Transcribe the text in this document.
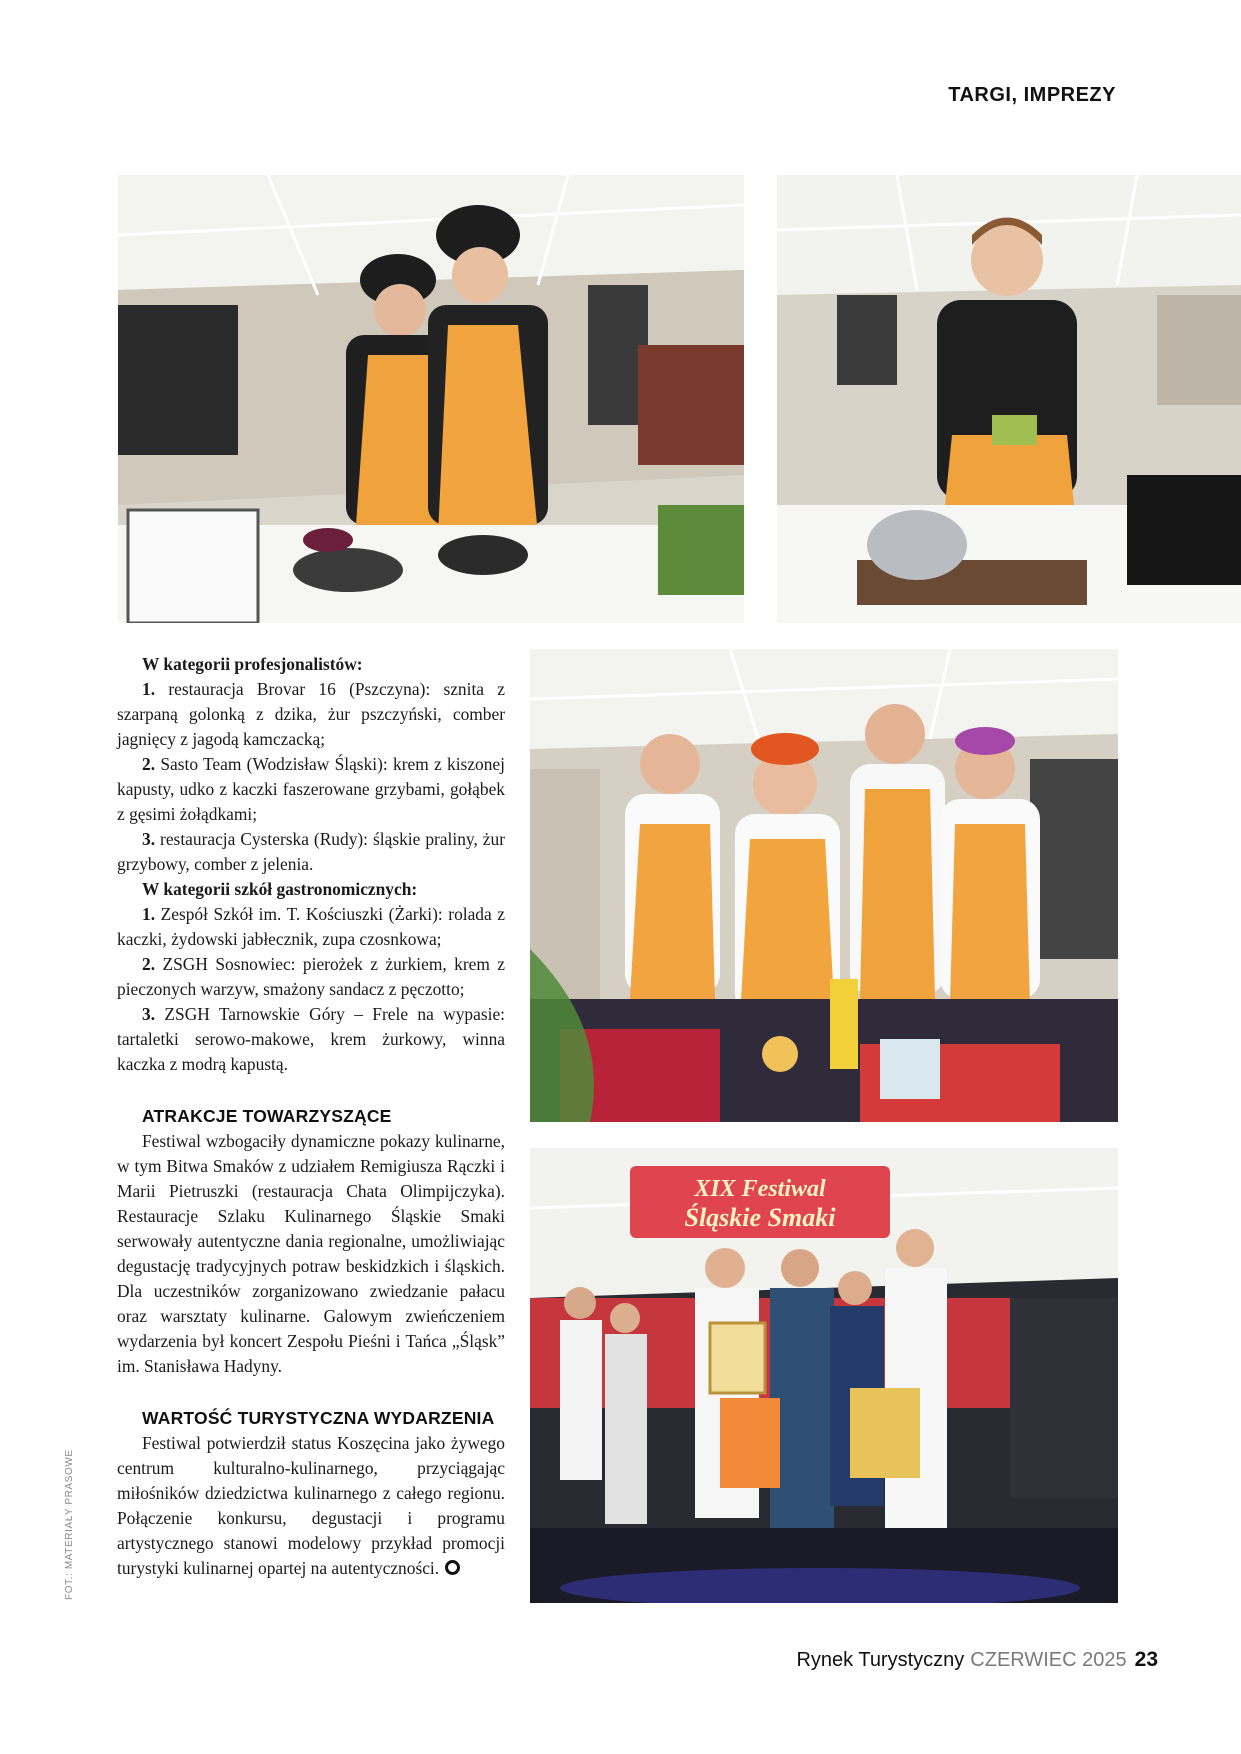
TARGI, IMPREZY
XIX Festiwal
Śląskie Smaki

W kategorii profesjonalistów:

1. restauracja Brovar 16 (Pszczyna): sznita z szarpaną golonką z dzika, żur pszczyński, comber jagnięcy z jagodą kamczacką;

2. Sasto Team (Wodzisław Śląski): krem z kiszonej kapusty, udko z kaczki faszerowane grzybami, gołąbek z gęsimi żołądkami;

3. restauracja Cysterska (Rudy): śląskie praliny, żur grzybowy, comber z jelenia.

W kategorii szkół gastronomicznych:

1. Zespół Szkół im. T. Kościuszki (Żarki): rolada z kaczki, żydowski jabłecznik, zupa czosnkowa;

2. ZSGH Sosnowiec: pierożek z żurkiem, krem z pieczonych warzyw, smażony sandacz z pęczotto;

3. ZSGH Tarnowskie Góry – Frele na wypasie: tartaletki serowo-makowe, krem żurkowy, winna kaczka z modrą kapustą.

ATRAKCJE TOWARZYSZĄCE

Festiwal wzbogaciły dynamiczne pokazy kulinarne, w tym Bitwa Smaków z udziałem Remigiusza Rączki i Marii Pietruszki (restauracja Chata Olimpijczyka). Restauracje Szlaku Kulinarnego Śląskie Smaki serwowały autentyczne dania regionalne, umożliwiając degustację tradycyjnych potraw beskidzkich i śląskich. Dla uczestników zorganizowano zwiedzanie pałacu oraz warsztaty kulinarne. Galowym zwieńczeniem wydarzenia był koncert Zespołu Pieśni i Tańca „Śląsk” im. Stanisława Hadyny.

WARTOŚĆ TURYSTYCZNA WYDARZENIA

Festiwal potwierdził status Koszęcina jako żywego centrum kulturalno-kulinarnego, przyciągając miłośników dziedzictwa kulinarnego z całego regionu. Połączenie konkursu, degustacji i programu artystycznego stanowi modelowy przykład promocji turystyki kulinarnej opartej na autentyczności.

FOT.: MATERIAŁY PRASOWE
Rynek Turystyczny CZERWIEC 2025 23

┄┄┄┄┄┄┄┄┄┄

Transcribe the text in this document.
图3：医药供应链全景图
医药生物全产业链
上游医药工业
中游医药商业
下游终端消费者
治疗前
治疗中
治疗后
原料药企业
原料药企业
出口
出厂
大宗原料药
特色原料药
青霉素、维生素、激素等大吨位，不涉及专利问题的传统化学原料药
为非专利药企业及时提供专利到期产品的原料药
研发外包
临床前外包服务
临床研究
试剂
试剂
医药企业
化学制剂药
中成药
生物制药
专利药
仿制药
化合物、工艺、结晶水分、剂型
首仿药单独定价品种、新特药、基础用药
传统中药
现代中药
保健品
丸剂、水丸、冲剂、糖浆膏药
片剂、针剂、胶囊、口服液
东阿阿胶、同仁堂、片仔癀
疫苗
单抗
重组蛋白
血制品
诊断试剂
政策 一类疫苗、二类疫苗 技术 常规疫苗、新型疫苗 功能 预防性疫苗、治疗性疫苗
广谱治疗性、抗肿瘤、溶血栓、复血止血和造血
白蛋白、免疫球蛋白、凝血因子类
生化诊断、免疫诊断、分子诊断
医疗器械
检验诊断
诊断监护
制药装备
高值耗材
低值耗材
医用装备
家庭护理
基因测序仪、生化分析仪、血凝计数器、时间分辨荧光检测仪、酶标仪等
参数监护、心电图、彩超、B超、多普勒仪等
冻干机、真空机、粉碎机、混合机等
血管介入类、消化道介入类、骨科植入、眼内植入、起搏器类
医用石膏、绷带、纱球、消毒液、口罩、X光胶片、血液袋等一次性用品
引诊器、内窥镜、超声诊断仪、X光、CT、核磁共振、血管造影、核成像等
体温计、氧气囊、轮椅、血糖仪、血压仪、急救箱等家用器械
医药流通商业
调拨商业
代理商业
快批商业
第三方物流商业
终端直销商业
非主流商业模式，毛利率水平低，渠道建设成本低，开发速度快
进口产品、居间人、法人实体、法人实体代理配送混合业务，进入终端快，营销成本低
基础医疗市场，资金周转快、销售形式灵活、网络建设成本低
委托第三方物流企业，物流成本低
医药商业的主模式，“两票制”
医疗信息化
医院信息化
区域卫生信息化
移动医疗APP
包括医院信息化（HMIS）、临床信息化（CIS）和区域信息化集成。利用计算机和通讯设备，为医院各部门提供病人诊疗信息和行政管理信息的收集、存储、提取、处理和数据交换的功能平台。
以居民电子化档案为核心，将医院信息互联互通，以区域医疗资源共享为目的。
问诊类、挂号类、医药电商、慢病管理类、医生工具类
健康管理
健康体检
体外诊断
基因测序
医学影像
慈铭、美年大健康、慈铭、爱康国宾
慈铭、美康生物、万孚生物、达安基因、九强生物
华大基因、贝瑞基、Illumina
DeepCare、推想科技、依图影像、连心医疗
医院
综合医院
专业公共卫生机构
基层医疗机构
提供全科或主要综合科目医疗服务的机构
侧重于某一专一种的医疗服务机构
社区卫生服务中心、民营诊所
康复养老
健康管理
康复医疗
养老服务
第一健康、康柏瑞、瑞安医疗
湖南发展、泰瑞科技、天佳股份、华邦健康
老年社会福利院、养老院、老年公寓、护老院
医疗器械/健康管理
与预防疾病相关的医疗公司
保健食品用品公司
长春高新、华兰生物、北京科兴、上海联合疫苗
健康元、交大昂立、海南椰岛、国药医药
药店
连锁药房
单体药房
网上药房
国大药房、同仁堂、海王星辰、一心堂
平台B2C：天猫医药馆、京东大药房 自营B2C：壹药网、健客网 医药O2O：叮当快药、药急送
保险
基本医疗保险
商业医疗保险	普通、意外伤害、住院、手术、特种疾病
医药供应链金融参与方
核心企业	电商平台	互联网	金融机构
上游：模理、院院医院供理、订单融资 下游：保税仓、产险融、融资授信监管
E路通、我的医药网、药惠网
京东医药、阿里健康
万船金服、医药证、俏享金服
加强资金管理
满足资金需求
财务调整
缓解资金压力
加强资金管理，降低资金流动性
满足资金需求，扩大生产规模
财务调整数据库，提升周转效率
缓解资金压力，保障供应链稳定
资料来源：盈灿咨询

┄┄┄┄┄┄┄┄┄┄

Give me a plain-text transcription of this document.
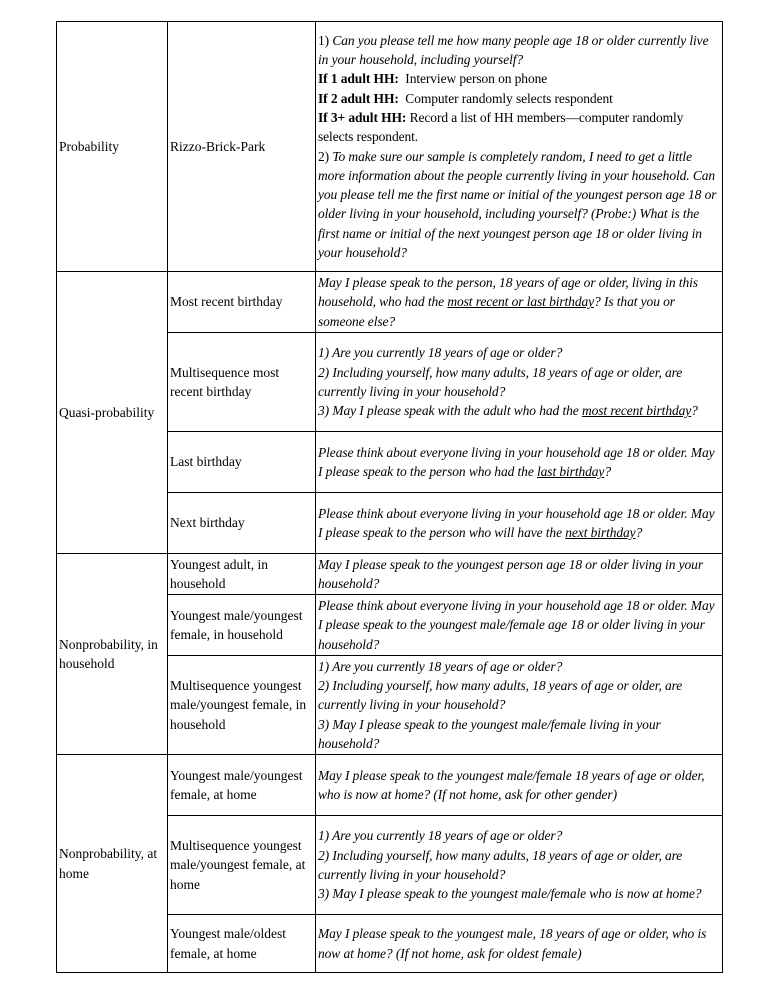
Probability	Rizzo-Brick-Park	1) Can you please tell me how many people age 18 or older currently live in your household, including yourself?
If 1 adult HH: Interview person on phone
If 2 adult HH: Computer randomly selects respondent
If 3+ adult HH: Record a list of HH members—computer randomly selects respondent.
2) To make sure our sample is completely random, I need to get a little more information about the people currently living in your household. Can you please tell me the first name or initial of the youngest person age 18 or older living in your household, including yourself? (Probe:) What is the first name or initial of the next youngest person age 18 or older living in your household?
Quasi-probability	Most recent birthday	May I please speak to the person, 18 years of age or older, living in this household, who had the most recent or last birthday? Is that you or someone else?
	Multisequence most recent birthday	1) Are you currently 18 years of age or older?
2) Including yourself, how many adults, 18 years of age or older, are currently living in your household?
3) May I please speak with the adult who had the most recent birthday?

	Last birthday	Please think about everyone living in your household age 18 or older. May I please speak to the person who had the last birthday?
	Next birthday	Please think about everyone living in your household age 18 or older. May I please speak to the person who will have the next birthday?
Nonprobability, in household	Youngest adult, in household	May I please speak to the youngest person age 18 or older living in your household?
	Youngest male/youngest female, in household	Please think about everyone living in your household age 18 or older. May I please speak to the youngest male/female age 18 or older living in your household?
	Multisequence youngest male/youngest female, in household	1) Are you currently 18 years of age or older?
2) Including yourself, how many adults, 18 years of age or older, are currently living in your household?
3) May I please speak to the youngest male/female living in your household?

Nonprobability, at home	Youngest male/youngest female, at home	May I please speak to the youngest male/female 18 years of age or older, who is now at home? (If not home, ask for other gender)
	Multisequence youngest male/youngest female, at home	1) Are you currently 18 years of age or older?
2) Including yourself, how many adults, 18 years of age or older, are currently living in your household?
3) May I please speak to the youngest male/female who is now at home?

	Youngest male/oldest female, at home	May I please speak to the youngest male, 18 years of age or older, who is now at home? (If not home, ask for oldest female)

┄┄┄┄┄┄┄┄┄┄

> _Instructions for the task_
Copy down every line of the material above that includes the string "Multisequence".

> _Answer to this task_
	Multisequence most recent birthday	1) Are you currently 18 years of age or older?
	Multisequence youngest male/youngest female, in household	1) Are you currently 18 years of age or older?
	Multisequence youngest male/youngest female, at home	1) Are you currently 18 years of age or older?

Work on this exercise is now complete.